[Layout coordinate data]
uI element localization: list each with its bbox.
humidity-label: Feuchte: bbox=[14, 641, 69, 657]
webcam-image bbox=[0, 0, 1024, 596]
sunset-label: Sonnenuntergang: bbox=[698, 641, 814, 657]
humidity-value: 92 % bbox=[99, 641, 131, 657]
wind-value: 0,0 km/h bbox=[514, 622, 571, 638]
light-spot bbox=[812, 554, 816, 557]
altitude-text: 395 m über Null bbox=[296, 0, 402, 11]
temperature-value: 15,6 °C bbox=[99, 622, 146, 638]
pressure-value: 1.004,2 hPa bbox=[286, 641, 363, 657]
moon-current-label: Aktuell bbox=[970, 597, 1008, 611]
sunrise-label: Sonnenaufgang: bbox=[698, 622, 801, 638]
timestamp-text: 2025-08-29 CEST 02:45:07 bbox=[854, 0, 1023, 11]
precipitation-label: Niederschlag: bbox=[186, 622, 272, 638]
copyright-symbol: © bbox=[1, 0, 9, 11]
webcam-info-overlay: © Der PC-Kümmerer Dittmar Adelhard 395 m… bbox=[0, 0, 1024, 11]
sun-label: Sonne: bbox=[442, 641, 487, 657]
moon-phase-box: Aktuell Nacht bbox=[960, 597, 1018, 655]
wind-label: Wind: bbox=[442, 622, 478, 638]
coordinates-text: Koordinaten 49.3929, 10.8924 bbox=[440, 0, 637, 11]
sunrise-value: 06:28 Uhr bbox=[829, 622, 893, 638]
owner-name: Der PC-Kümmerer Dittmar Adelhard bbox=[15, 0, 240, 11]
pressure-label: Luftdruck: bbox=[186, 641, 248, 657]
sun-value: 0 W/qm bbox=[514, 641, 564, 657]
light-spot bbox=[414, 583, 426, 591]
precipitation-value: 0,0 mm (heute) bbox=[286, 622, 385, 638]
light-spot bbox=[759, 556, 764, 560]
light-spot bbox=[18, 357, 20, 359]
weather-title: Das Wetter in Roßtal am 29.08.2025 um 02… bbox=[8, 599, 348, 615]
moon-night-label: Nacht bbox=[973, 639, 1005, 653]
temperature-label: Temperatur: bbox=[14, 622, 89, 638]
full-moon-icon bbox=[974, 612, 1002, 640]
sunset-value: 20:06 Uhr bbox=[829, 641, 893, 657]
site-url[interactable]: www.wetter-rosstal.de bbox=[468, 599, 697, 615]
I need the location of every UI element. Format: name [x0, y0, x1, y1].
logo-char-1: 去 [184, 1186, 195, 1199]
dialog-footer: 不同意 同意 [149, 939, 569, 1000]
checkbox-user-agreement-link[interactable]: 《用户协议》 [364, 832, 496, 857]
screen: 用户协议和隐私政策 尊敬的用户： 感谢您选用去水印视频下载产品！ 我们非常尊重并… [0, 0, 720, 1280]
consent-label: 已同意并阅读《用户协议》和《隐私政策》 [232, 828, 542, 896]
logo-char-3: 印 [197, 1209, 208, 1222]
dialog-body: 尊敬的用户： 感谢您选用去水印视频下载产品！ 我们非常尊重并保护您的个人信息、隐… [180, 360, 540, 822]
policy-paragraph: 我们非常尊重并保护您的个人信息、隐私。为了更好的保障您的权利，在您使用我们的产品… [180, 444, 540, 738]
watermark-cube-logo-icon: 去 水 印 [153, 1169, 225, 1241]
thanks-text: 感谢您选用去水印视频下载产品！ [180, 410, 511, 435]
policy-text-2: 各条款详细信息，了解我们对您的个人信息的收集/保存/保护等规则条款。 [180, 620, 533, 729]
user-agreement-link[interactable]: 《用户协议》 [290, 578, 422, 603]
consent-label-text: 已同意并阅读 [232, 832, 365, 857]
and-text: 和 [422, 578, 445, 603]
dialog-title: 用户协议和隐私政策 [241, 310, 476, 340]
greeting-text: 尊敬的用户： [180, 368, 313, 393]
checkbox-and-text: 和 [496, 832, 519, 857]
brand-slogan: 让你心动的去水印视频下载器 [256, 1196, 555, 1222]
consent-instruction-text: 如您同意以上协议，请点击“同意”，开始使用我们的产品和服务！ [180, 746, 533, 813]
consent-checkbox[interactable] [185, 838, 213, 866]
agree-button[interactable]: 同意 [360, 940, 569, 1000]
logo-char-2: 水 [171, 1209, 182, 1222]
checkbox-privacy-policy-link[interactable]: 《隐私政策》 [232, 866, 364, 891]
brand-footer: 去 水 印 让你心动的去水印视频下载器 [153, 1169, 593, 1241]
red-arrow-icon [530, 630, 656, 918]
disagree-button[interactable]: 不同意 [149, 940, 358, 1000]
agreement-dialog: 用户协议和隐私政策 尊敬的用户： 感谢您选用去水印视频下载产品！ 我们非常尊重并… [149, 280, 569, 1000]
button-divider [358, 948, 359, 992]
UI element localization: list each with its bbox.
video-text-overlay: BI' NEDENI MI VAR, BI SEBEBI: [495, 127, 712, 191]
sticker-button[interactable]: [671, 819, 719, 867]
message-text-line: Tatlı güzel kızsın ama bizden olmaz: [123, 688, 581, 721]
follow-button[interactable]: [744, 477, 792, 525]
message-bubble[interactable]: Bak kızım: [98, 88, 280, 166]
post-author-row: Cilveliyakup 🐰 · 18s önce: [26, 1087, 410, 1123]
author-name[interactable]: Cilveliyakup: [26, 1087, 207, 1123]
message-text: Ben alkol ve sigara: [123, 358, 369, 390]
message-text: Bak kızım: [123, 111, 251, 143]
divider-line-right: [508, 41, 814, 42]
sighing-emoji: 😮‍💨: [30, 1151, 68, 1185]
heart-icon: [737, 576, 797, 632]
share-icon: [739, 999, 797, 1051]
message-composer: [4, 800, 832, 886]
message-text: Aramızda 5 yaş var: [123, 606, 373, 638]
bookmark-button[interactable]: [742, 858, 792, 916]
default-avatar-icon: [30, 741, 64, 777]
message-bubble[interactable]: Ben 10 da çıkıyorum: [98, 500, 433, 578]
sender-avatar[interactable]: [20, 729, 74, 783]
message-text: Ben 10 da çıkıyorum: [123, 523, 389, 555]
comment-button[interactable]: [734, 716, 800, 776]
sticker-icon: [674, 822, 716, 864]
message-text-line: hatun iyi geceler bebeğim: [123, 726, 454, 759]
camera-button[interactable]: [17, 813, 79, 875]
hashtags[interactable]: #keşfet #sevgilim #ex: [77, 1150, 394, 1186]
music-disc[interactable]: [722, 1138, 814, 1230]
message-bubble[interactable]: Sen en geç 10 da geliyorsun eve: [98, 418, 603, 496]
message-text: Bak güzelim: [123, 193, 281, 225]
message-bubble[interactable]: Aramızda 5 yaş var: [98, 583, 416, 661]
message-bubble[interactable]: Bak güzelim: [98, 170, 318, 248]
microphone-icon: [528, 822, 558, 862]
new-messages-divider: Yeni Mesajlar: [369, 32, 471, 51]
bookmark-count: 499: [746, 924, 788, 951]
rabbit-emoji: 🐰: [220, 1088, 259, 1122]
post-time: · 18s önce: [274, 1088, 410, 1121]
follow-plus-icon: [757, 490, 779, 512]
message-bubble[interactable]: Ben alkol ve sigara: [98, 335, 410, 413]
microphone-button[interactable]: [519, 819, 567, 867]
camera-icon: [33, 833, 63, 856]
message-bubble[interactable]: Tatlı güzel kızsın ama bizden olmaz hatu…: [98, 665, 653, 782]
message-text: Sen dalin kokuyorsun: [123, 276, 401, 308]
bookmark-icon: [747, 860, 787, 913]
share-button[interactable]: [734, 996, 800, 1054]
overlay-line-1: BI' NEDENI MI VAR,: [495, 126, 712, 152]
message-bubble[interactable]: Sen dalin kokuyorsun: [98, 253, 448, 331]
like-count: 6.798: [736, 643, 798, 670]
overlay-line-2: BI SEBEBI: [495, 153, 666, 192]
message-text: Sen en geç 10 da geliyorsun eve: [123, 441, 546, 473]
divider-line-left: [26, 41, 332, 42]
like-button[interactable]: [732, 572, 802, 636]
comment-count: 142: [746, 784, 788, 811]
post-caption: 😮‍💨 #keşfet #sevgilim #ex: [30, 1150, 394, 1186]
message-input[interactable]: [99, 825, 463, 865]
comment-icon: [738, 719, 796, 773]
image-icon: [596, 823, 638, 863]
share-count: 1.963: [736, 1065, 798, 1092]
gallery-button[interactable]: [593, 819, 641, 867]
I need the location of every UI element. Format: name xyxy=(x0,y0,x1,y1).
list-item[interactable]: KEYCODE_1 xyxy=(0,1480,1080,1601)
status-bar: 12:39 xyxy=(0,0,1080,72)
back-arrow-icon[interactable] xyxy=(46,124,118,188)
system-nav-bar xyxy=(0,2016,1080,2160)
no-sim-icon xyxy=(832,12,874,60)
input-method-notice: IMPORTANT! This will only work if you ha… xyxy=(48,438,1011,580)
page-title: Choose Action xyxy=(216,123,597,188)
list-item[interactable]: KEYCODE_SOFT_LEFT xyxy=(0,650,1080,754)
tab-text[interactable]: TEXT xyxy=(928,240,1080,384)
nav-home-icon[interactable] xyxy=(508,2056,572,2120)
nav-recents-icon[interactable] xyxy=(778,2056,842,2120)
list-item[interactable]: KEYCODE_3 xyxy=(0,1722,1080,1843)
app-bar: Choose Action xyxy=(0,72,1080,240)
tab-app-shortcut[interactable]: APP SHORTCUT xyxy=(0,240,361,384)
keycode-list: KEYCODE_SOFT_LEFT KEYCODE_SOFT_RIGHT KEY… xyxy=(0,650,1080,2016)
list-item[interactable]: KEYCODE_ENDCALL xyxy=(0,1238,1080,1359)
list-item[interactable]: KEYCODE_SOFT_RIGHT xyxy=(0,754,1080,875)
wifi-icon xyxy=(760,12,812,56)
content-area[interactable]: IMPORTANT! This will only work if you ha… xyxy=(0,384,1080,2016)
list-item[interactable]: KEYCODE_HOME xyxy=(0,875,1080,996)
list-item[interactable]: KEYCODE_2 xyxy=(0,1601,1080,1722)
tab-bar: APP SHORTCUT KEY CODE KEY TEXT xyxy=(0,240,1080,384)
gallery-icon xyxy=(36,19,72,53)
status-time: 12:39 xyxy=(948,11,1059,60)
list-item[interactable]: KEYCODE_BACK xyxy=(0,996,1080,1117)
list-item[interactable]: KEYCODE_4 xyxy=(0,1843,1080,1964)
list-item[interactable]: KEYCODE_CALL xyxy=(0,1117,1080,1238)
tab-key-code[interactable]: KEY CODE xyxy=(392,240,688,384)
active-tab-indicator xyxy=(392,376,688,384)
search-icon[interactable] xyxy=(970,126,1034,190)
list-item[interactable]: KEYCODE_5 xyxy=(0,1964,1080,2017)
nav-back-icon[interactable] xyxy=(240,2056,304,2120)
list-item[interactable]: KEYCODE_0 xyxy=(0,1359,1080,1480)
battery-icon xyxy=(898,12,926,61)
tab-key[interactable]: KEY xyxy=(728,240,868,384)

Request —
Copy the rows verbatim, starting at the very first row and stopping after the row that contains "sun-label: Sonne: bbox=[442, 641, 487, 657]".

Problem solution —
uI element localization: list each with its bbox.
humidity-label: Feuchte: bbox=[14, 641, 69, 657]
webcam-image bbox=[0, 0, 1024, 596]
sunset-label: Sonnenuntergang: bbox=[698, 641, 814, 657]
humidity-value: 92 % bbox=[99, 641, 131, 657]
wind-value: 0,0 km/h bbox=[514, 622, 571, 638]
light-spot bbox=[812, 554, 816, 557]
altitude-text: 395 m über Null bbox=[296, 0, 402, 11]
temperature-value: 15,6 °C bbox=[99, 622, 146, 638]
pressure-value: 1.004,2 hPa bbox=[286, 641, 363, 657]
moon-current-label: Aktuell bbox=[970, 597, 1008, 611]
sunrise-label: Sonnenaufgang: bbox=[698, 622, 801, 638]
timestamp-text: 2025-08-29 CEST 02:45:07 bbox=[854, 0, 1023, 11]
precipitation-label: Niederschlag: bbox=[186, 622, 272, 638]
copyright-symbol: © bbox=[1, 0, 9, 11]
webcam-info-overlay: © Der PC-Kümmerer Dittmar Adelhard 395 m… bbox=[0, 0, 1024, 11]
sun-label: Sonne: bbox=[442, 641, 487, 657]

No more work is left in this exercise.